● Task inputs
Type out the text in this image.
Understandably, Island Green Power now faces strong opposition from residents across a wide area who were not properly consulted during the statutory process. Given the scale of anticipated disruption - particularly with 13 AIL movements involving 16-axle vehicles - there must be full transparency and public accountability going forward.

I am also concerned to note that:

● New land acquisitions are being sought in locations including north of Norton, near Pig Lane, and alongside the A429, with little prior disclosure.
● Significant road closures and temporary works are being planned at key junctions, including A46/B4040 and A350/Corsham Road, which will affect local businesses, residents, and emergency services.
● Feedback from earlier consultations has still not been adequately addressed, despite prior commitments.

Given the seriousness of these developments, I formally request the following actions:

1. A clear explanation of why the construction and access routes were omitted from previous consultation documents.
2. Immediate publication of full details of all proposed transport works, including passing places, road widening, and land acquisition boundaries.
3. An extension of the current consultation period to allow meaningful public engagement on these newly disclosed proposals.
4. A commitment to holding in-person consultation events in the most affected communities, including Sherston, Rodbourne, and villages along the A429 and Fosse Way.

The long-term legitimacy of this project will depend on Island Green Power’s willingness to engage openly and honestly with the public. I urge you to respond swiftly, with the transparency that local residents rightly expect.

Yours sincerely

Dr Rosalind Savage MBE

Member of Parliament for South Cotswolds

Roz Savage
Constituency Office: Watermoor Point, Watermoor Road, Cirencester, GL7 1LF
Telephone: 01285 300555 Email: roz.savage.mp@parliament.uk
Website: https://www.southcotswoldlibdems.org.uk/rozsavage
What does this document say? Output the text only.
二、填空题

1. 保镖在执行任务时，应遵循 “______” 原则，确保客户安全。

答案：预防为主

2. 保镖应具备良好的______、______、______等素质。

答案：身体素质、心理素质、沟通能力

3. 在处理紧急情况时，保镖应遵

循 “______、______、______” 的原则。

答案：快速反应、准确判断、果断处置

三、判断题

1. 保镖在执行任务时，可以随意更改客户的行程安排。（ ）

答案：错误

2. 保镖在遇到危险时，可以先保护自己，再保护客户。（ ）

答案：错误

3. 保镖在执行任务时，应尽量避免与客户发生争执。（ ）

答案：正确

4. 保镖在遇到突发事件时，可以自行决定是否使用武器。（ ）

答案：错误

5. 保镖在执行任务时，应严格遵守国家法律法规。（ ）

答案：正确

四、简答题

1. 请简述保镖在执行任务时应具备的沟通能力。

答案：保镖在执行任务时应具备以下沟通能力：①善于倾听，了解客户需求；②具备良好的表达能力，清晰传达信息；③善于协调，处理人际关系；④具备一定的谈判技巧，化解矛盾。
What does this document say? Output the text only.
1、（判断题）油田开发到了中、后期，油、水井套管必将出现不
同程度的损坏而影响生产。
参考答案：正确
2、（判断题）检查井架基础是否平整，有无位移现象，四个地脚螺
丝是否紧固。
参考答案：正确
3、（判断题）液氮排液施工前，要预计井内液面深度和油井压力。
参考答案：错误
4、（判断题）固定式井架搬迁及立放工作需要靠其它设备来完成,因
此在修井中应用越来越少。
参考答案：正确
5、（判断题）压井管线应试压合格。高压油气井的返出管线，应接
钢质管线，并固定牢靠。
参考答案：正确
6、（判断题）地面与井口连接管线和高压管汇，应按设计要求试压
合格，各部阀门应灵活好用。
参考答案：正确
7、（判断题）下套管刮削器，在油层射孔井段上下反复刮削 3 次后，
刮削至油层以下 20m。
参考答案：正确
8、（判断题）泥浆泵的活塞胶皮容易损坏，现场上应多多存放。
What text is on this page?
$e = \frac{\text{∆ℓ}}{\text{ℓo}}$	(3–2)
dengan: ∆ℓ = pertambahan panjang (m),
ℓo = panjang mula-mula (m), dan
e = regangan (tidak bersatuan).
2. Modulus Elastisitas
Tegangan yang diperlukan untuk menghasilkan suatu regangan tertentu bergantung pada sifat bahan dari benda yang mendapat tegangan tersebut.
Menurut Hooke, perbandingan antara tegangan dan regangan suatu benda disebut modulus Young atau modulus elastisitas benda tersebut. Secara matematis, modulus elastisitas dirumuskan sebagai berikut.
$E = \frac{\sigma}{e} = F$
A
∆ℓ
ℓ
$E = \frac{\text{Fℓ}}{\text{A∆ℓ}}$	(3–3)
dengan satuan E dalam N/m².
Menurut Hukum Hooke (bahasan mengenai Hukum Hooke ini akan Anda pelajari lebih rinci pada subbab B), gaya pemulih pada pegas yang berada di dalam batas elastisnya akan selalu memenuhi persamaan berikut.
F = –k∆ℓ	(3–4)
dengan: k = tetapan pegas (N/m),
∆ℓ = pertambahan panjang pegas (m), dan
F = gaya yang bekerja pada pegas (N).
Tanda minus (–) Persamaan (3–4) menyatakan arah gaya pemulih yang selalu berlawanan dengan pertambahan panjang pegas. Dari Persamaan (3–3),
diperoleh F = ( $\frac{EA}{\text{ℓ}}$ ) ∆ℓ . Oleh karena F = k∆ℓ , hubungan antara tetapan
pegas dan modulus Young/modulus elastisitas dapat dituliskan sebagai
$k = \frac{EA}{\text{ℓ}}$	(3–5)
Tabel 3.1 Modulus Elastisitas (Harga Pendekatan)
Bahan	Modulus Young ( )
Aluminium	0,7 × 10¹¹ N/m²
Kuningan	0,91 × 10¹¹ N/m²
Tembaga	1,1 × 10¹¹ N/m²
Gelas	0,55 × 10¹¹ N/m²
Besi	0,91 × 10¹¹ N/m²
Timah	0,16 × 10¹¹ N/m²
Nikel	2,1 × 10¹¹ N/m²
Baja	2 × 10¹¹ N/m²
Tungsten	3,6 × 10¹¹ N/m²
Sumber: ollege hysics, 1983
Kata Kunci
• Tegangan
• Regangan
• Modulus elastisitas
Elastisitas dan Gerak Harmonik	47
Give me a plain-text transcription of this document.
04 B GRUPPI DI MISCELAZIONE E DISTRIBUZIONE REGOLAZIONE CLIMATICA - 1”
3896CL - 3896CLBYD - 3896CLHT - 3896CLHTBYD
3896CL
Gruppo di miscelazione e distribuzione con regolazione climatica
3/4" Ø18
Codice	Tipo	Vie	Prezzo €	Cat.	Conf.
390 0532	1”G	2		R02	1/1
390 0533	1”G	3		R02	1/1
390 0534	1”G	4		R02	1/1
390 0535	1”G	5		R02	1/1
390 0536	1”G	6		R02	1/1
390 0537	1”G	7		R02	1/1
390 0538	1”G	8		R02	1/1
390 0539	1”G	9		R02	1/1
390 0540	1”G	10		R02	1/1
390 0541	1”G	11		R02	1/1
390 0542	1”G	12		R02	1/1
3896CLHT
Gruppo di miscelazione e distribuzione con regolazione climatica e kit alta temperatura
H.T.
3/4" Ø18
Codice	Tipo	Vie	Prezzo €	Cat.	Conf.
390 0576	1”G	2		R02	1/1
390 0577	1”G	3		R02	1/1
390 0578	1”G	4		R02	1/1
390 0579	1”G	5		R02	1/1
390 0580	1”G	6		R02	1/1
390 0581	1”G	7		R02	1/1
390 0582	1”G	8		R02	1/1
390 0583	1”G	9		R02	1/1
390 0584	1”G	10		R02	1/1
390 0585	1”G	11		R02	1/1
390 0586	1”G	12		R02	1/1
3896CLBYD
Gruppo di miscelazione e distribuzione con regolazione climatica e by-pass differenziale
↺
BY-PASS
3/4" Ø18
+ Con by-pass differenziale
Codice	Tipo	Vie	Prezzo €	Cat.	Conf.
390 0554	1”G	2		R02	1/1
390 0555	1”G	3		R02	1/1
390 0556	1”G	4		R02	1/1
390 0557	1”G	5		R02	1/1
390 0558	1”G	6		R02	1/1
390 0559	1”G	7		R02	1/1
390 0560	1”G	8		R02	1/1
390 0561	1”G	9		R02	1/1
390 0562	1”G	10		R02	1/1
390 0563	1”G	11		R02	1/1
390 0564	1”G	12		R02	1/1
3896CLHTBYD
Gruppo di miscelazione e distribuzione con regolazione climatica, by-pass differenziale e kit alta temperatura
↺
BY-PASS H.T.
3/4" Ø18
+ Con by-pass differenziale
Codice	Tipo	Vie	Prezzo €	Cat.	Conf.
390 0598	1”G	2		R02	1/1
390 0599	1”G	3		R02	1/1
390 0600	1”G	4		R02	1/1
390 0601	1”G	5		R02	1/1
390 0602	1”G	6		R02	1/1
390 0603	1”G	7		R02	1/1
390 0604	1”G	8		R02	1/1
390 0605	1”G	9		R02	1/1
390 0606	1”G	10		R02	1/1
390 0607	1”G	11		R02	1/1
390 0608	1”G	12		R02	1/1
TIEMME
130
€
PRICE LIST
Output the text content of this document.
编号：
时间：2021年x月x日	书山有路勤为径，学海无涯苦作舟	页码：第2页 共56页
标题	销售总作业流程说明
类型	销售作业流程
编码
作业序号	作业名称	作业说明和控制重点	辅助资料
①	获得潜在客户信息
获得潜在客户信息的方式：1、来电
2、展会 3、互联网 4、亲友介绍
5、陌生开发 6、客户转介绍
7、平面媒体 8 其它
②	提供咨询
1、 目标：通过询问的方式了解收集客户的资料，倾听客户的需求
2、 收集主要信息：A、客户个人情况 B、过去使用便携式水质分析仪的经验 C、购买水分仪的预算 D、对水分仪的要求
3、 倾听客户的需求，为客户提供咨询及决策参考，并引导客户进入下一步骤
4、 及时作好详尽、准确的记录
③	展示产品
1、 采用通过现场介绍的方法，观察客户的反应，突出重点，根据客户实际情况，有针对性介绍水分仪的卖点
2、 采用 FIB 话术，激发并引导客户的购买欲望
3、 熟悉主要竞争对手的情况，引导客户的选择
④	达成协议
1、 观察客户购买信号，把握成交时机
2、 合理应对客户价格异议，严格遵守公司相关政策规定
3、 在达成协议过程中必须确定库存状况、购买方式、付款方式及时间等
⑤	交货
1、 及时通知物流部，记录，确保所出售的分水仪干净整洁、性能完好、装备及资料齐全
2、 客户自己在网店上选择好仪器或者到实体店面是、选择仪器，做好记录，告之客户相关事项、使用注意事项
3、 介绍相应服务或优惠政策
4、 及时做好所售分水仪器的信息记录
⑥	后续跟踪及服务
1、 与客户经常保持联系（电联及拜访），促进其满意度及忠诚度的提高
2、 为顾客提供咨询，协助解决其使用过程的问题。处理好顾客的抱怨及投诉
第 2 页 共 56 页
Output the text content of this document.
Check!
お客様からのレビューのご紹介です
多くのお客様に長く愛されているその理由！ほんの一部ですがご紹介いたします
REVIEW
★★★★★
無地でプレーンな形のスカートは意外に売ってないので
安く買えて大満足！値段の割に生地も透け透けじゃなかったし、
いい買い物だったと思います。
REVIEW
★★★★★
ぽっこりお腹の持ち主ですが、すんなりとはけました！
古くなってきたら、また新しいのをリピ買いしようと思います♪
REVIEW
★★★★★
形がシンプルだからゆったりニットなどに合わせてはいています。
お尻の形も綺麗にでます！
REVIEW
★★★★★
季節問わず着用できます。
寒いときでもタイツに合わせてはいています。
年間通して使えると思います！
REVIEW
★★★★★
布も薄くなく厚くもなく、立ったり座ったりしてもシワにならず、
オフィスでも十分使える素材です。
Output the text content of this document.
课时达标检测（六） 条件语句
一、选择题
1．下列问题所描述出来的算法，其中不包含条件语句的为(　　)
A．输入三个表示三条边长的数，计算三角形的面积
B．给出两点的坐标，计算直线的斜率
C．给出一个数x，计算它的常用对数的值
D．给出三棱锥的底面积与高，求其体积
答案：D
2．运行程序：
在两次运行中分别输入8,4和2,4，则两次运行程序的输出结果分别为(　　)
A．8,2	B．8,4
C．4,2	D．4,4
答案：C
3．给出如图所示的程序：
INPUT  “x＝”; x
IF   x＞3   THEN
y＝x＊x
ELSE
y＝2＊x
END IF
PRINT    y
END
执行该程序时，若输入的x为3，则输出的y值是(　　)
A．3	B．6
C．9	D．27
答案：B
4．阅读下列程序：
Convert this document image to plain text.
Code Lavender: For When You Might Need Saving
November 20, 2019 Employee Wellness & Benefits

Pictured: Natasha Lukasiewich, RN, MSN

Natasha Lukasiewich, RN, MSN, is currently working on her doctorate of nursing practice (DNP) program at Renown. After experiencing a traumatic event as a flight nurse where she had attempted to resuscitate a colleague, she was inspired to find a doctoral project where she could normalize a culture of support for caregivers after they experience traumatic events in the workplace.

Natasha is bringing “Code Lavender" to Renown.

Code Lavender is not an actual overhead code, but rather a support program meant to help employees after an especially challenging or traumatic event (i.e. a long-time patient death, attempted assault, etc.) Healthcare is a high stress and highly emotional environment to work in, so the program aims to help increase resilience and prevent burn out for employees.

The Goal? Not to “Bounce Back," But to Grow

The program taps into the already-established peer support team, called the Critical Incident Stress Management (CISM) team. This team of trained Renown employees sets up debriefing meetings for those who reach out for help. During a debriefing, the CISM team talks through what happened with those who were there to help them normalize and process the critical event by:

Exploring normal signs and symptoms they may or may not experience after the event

● Goal
What is the number of lines in the records that contain the string "dalam"? Give only that number.

● The completed task
2